╭─ Extracted records
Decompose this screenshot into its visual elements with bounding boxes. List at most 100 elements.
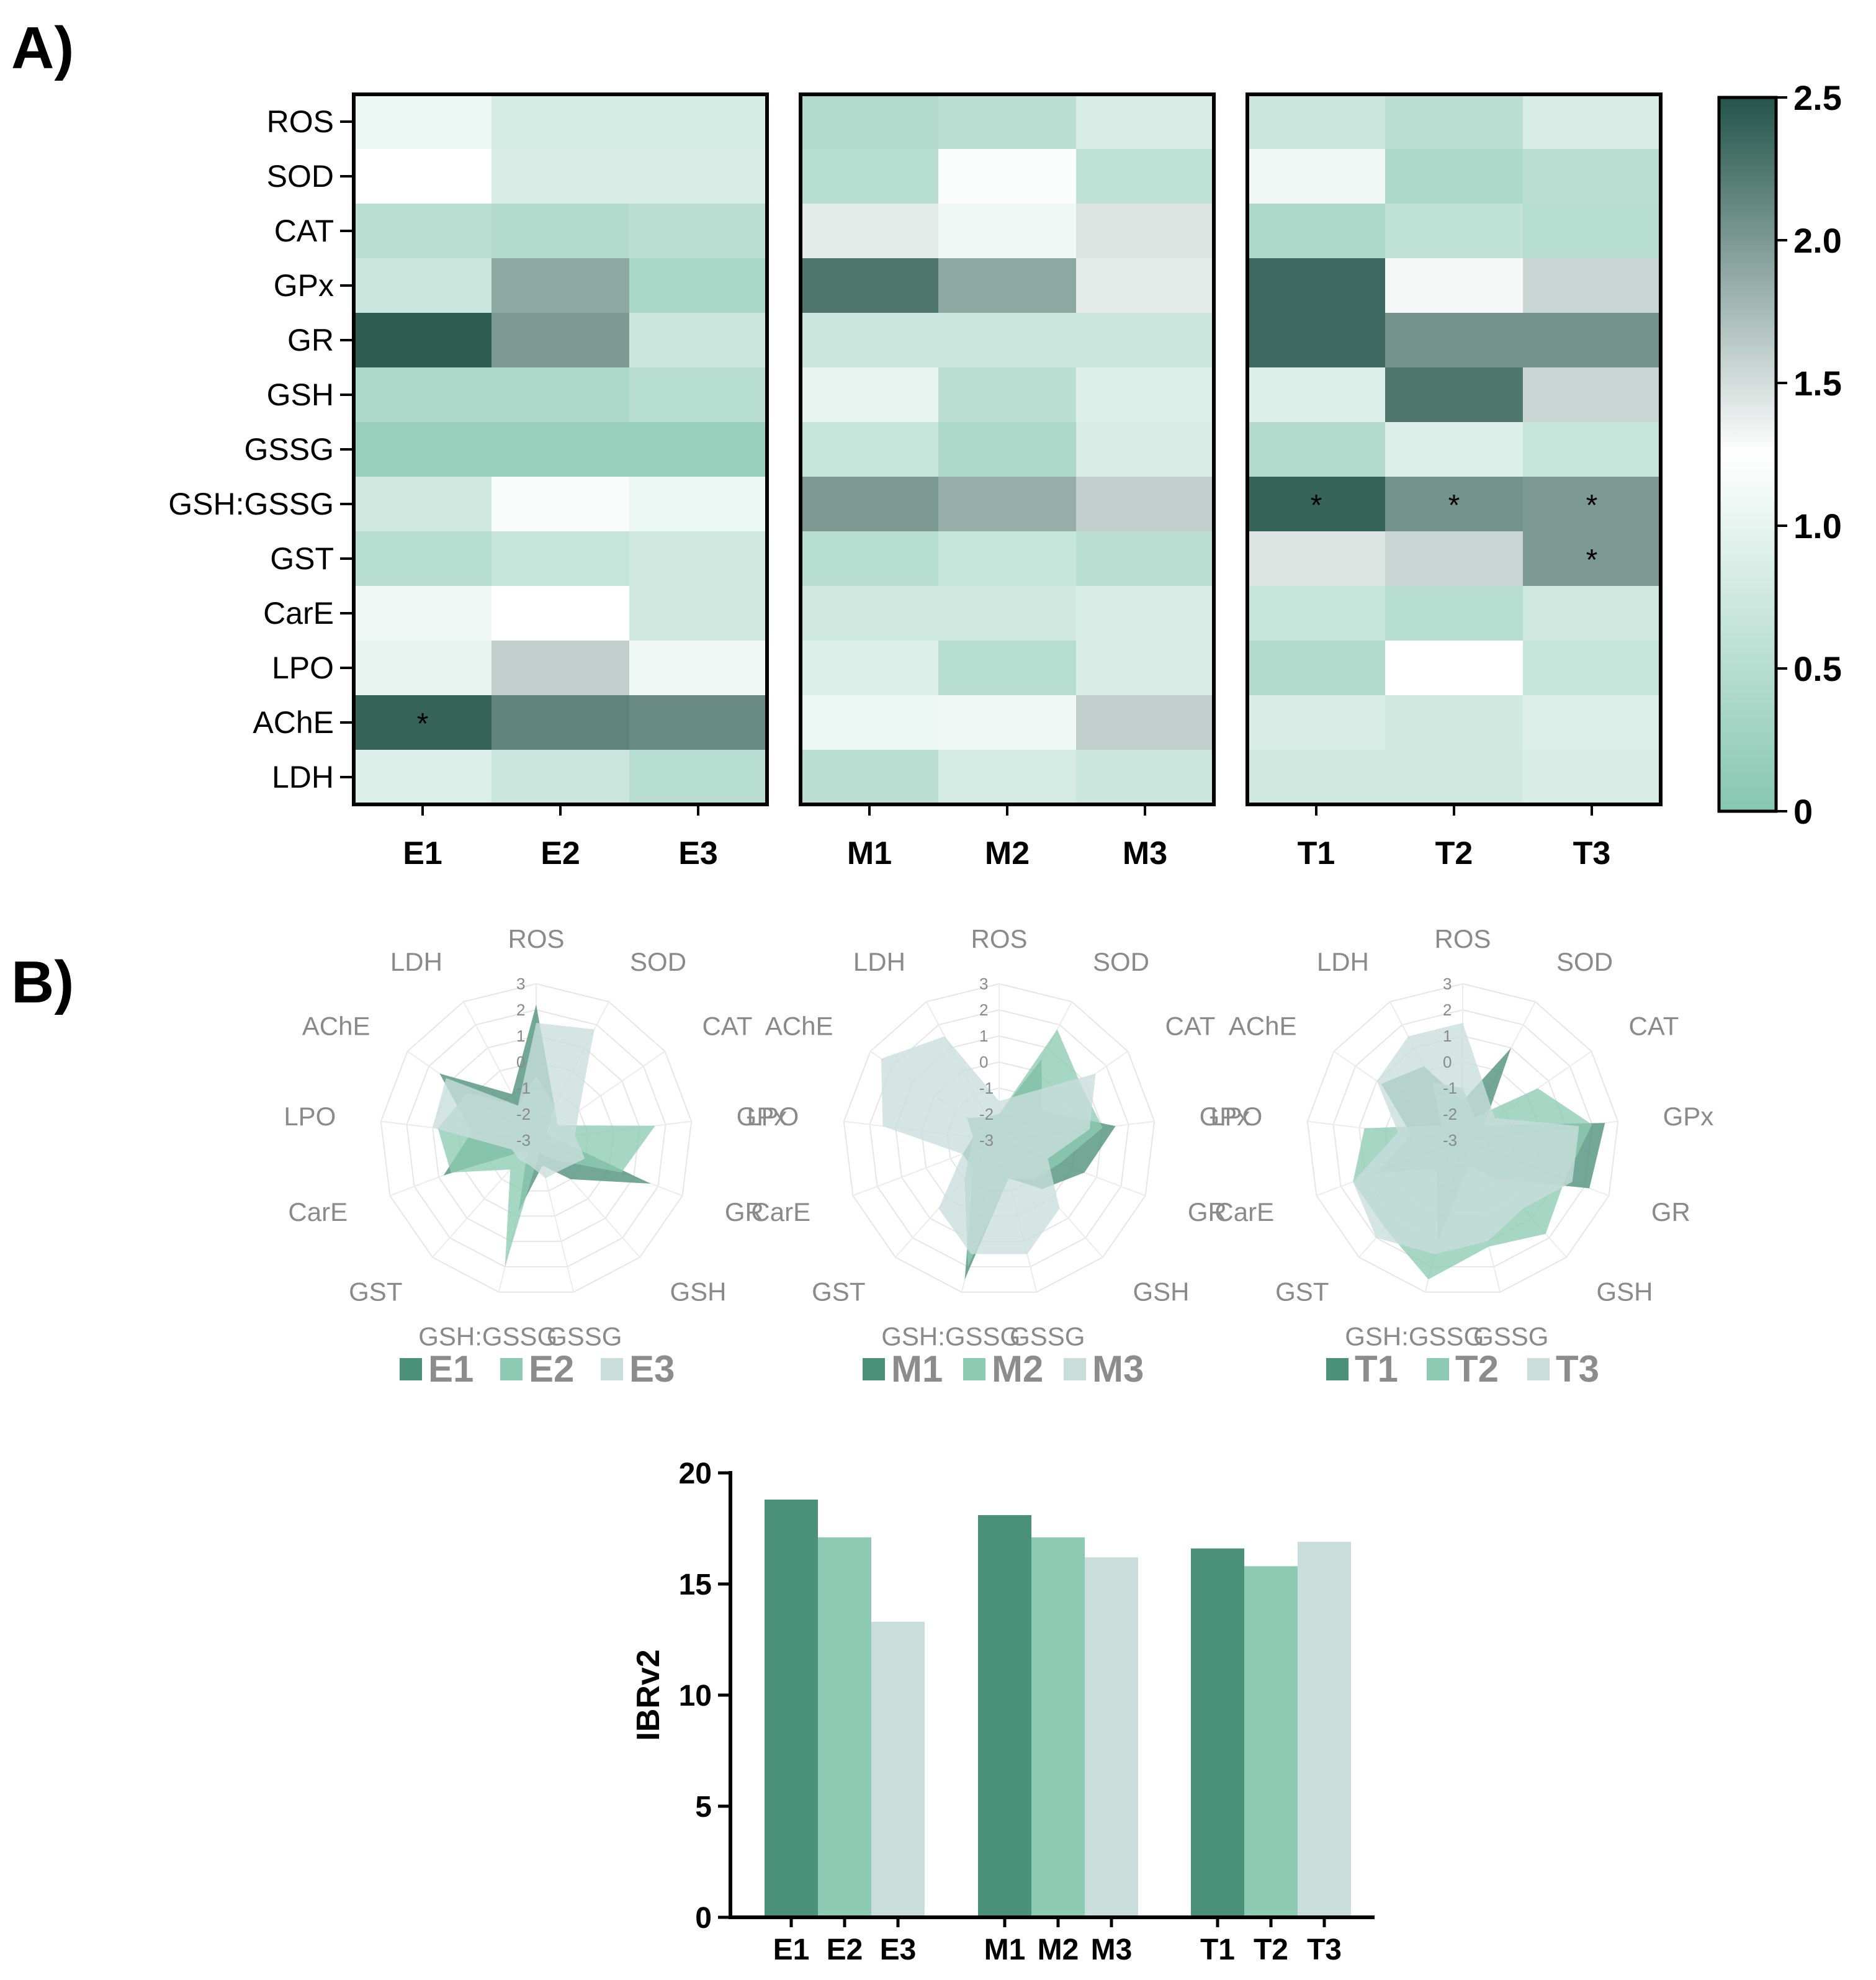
radar-axis-label: AChE: [302, 1011, 370, 1040]
heatmap-cell-M2-GSH:GSSG: [938, 477, 1077, 532]
significance-star: *: [1586, 544, 1598, 577]
legend-swatch-T3: [1527, 1358, 1550, 1380]
heatmap-cell-T3-GSSG: [1523, 422, 1661, 477]
radar-tick-label: 0: [516, 1053, 525, 1071]
bar-y-tick-label: 5: [695, 1791, 712, 1824]
radar-panel: 3210-1-2-3ROSSODCATGPxGRGSHGSSGGSH:GSSGG…: [284, 924, 1713, 1390]
radar-axis-label: GSH: [1597, 1277, 1653, 1306]
radar-axis-label: GSH:GSSG: [1345, 1322, 1484, 1351]
heatmap-cell-M1-GPx: [801, 258, 939, 313]
heatmap-cell-M3-GSH:GSSG: [1076, 477, 1214, 532]
heatmap-row-label: LPO: [272, 650, 334, 685]
radar-axis-label: LPO: [1210, 1102, 1262, 1131]
legend-swatch-T2: [1427, 1358, 1449, 1380]
heatmap-cell-T3-GST: [1523, 531, 1661, 587]
heatmap-cell-M3-GST: [1076, 531, 1214, 587]
heatmap-cell-M3-GSH: [1076, 367, 1214, 423]
bar-x-label: M2: [1038, 1933, 1079, 1966]
heatmap-cell-T2-AChE: [1385, 695, 1524, 750]
heatmap-group-1: * E1 E2 E3: [352, 92, 769, 871]
bar-M2: [1031, 1537, 1085, 1917]
legend-swatch-T1: [1326, 1358, 1349, 1380]
bar-y-tick-label: 10: [679, 1680, 712, 1712]
heatmap-cell-M2-LPO: [938, 641, 1077, 696]
radar-axis-label: AChE: [765, 1011, 833, 1040]
radar-axis-label: AChE: [1229, 1011, 1297, 1040]
heatmap-cell-T2-GPx: [1385, 258, 1524, 313]
bar-E2: [818, 1537, 871, 1917]
heatmap-cell-E2-LDH: [491, 750, 630, 805]
heatmap-cell-T1-LDH: [1247, 750, 1386, 805]
bar-x-label: E2: [827, 1933, 863, 1966]
heatmap-cell-M2-SOD: [938, 149, 1077, 204]
radar-axis-label: CarE: [1214, 1197, 1274, 1226]
colorbar-tick-label: 0: [1793, 792, 1813, 831]
heatmap-col-label: M3: [1123, 835, 1167, 871]
heatmap-cell-T1-GST: [1247, 531, 1386, 587]
bar-x-label: E3: [880, 1933, 917, 1966]
radar-tick-label: -1: [1443, 1079, 1457, 1097]
radar-tick-label: 3: [1443, 974, 1452, 993]
heatmap-row-label: GST: [270, 541, 334, 576]
radar-axis-label: CarE: [288, 1197, 348, 1226]
legend-swatch-E1: [400, 1358, 422, 1380]
legend-swatch-E2: [500, 1358, 523, 1380]
bar-y-tick-label: 20: [679, 1457, 712, 1490]
bar-y-axis-title: IBRv2: [631, 1649, 666, 1740]
colorbar-tick-label: 0.5: [1793, 649, 1842, 688]
radar-axis-label: GPx: [737, 1102, 788, 1131]
heatmap-col-label: M1: [847, 835, 892, 871]
bar-E3: [871, 1621, 925, 1917]
heatmap-cell-E3-LDH: [629, 750, 768, 805]
heatmap-cell-T1-SOD: [1247, 149, 1386, 204]
radar-tick-label: 1: [979, 1027, 988, 1045]
radar-axis-label: GSSG: [1473, 1322, 1548, 1351]
radar-axis-label: GST: [812, 1277, 865, 1306]
heatmap-cell-T2-LDH: [1385, 750, 1524, 805]
heatmap-cell-E3-GR: [629, 313, 768, 368]
heatmap-cell-T3-GSH:GSSG: [1523, 477, 1661, 532]
heatmap-cell-E1-SOD: [354, 149, 492, 204]
heatmap-cell-T1-ROS: [1247, 94, 1386, 150]
radar-grid-ring: [1332, 1009, 1593, 1267]
radar-tick-label: 2: [1443, 1001, 1452, 1019]
heatmap-cell-T2-CarE: [1385, 586, 1524, 641]
colorbar-tick-label: 2.0: [1793, 221, 1842, 260]
heatmap-row-label: GSH:GSSG: [168, 487, 334, 521]
radar-axis-label: GSSG: [1010, 1322, 1085, 1351]
radar-axis-label: GPx: [1663, 1102, 1714, 1131]
radar-axis-label: SOD: [630, 947, 686, 976]
heatmap-cell-M3-LDH: [1076, 750, 1214, 805]
heatmap-cell-T2-SOD: [1385, 149, 1524, 204]
heatmap-cell-E3-GST: [629, 531, 768, 587]
radar-axis-label: ROS: [1434, 924, 1491, 953]
heatmap-cell-E2-GR: [491, 313, 630, 368]
heatmap-cell-E1-GPx: [354, 258, 492, 313]
radar-axis-label: GSH:GSSG: [881, 1322, 1020, 1351]
heatmap-cell-E2-GPx: [491, 258, 630, 313]
radar-tick-label: -3: [979, 1131, 994, 1150]
heatmap-cell-E2-GSSG: [491, 422, 630, 477]
legend-swatch-M3: [1064, 1358, 1086, 1380]
radar-legend-3: T1 T2 T3: [1326, 1348, 1599, 1390]
bar-group-3: T1 T2 T3: [1191, 1541, 1351, 1966]
radar-tick-label: 2: [516, 1001, 525, 1019]
heatmap-cell-M2-GST: [938, 531, 1077, 587]
heatmap-cell-M1-LDH: [801, 750, 939, 805]
heatmap-cell-E2-GSH: [491, 367, 630, 423]
heatmap-cell-T2-GSSG: [1385, 422, 1524, 477]
radar-tick-label: 2: [979, 1001, 988, 1019]
heatmap-cell-T2-GSH: [1385, 367, 1524, 423]
bar-M1: [978, 1515, 1031, 1917]
radar-grid-ring: [843, 983, 1156, 1293]
heatmap-cell-M1-LPO: [801, 641, 939, 696]
heatmap-cell-E3-CarE: [629, 586, 768, 641]
significance-star: *: [1448, 489, 1460, 522]
radar-tick-label: 1: [1443, 1027, 1452, 1045]
heatmap-row-label: GR: [287, 323, 334, 358]
heatmap-cell-T1-GSH: [1247, 367, 1386, 423]
heatmap-cell-E2-CAT: [491, 204, 630, 259]
radar-axis-label: LPO: [284, 1102, 336, 1131]
radar-tick-label: 3: [979, 974, 988, 993]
╰─
**Task brief:** Extract the lines of the entries above verbatim, from the line with "radar-axis-label: AChE: [302, 1011, 370, 1040]" through the line with "bar-E3: [871, 1621, 925, 1917]", both included.

**Solved exercise:**
radar-axis-label: AChE: [302, 1011, 370, 1040]
heatmap-cell-M2-GSH:GSSG: [938, 477, 1077, 532]
significance-star: *: [1586, 544, 1598, 577]
legend-swatch-T3: [1527, 1358, 1550, 1380]
heatmap-cell-T3-GSSG: [1523, 422, 1661, 477]
radar-tick-label: 0: [516, 1053, 525, 1071]
bar-y-tick-label: 5: [695, 1791, 712, 1824]
radar-panel: 3210-1-2-3ROSSODCATGPxGRGSHGSSGGSH:GSSGG…: [284, 924, 1713, 1390]
radar-axis-label: GSH: [1597, 1277, 1653, 1306]
radar-axis-label: GSH:GSSG: [1345, 1322, 1484, 1351]
heatmap-cell-M1-GPx: [801, 258, 939, 313]
heatmap-cell-M3-GSH:GSSG: [1076, 477, 1214, 532]
heatmap-row-label: LPO: [272, 650, 334, 685]
radar-axis-label: LPO: [1210, 1102, 1262, 1131]
legend-swatch-T2: [1427, 1358, 1449, 1380]
heatmap-cell-T3-GST: [1523, 531, 1661, 587]
heatmap-cell-M3-GST: [1076, 531, 1214, 587]
heatmap-cell-M3-GSH: [1076, 367, 1214, 423]
bar-x-label: M2: [1038, 1933, 1079, 1966]
heatmap-cell-T2-AChE: [1385, 695, 1524, 750]
heatmap-group-1: * E1 E2 E3: [352, 92, 769, 871]
bar-M2: [1031, 1537, 1085, 1917]
legend-swatch-T1: [1326, 1358, 1349, 1380]
bar-y-tick-label: 10: [679, 1680, 712, 1712]
heatmap-cell-M2-LPO: [938, 641, 1077, 696]
radar-axis-label: AChE: [765, 1011, 833, 1040]
radar-axis-label: AChE: [1229, 1011, 1297, 1040]
heatmap-cell-T2-GPx: [1385, 258, 1524, 313]
bar-E2: [818, 1537, 871, 1917]
heatmap-cell-E2-LDH: [491, 750, 630, 805]
heatmap-cell-T1-LDH: [1247, 750, 1386, 805]
bar-x-label: E2: [827, 1933, 863, 1966]
heatmap-cell-M2-SOD: [938, 149, 1077, 204]
radar-axis-label: CarE: [1214, 1197, 1274, 1226]
colorbar-tick-label: 0: [1793, 792, 1813, 831]
heatmap-col-label: M3: [1123, 835, 1167, 871]
heatmap-cell-T1-GST: [1247, 531, 1386, 587]
bar-x-label: E3: [880, 1933, 917, 1966]
radar-tick-label: -1: [1443, 1079, 1457, 1097]
radar-tick-label: 3: [1443, 974, 1452, 993]
heatmap-row-label: GST: [270, 541, 334, 576]
radar-axis-label: CarE: [288, 1197, 348, 1226]
legend-swatch-E1: [400, 1358, 422, 1380]
legend-swatch-E2: [500, 1358, 523, 1380]
bar-y-tick-label: 20: [679, 1457, 712, 1490]
bar-y-axis-title: IBRv2: [631, 1649, 666, 1740]
colorbar-tick-label: 0.5: [1793, 649, 1842, 688]
radar-axis-label: GPx: [737, 1102, 788, 1131]
heatmap-col-label: M1: [847, 835, 892, 871]
bar-E3: [871, 1621, 925, 1917]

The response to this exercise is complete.